In the listing below, locate the lines that hold "start" and copy them.
___ Extracted entries ___
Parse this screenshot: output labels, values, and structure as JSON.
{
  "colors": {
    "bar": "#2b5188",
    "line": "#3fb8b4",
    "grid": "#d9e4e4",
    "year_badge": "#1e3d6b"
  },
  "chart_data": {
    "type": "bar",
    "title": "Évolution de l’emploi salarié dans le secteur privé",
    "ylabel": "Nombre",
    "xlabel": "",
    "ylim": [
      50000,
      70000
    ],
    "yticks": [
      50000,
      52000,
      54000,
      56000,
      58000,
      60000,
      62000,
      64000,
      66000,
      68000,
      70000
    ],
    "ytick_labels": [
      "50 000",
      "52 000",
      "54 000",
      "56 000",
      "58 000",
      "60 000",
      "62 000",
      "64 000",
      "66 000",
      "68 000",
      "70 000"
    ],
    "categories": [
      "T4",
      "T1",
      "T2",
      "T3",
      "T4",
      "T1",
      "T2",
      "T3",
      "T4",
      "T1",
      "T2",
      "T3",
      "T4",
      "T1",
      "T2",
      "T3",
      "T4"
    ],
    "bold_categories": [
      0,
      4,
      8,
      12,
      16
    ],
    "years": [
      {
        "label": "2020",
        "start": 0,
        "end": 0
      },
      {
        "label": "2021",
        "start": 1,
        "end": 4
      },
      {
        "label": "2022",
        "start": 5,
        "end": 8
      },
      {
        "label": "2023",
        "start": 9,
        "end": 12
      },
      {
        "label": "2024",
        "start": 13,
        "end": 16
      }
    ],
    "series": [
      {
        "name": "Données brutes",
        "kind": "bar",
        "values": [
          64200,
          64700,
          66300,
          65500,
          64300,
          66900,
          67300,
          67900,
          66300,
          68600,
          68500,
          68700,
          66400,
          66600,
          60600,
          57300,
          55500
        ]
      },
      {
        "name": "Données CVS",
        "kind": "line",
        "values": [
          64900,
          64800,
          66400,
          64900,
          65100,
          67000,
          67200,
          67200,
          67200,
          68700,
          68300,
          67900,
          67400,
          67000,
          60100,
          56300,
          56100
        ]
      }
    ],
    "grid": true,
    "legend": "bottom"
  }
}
___
### [In response]
        "start": 0,
        "start": 1,
        "start": 5,
        "start": 9,
        "start": 13,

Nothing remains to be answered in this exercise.